→ **Exercise aim**: Show every line below where "catastrophe" can be found.

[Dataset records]
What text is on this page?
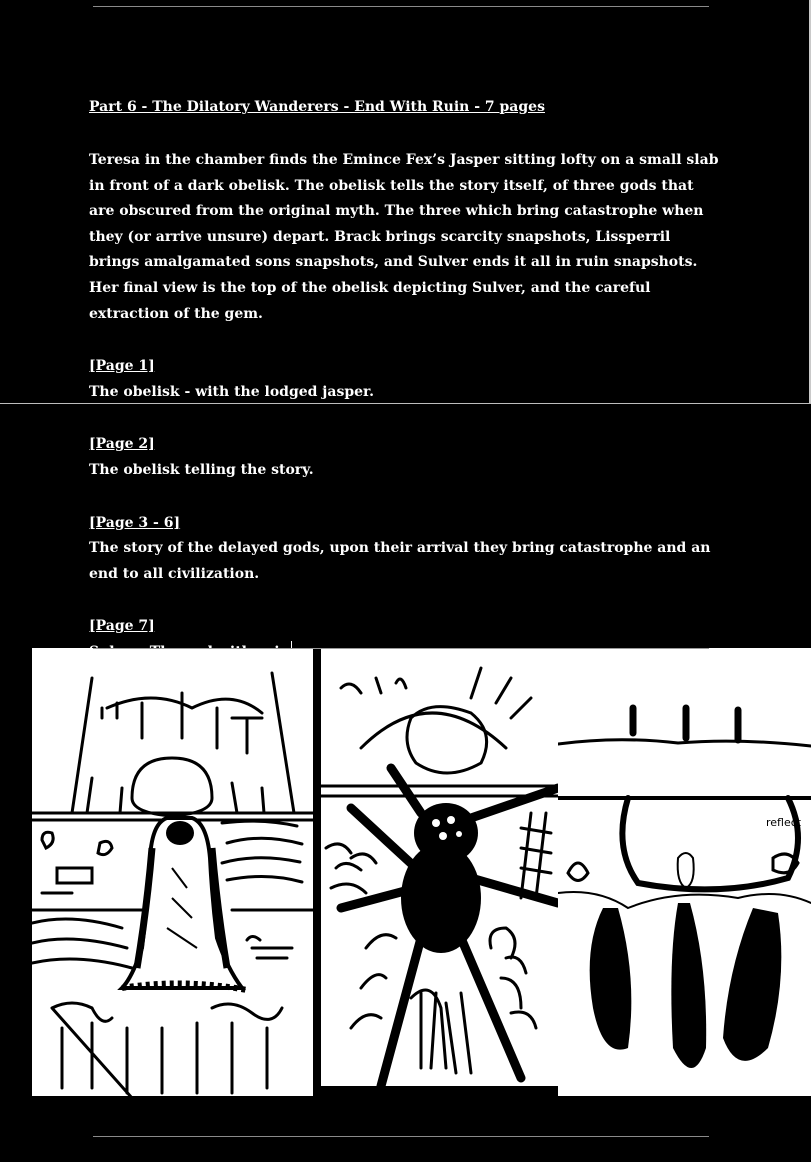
Part 6 - The Dilatory Wanderers - End With Ruin - 7 pages

Teresa in the chamber finds the Emince Fex’s Jasper sitting lofty on a small slab in front of a dark obelisk. The obelisk tells the story itself, of three gods that are obscured from the original myth. The three which bring catastrophe when they (or arrive unsure) depart. Brack brings scarcity snapshots, Lissperril brings amalgamated sons snapshots, and Sulver ends it all in ruin snapshots. Her final view is the top of the obelisk depicting Sulver, and the careful extraction of the gem.

[Page 1]

The obelisk - with the lodged jasper.

[Page 2]

The obelisk telling the story.

[Page 3 - 6]

The story of the delayed gods, upon their arrival they bring catastrophe and an end to all civilization.

[Page 7]

reflect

→ **Response below**:
Teresa in the chamber finds the Emince Fex’s Jasper sitting lofty on a small slab in front of a dark obelisk. The obelisk tells the story itself, of three gods that are obscured from the original myth. The three which bring catastrophe when they (or arrive unsure) depart. Brack brings scarcity snapshots, Lissperril brings amalgamated sons snapshots, and Sulver ends it all in ruin snapshots. Her final view is the top of the obelisk depicting Sulver, and the careful extraction of the gem.
The story of the delayed gods, upon their arrival they bring catastrophe and an end to all civilization.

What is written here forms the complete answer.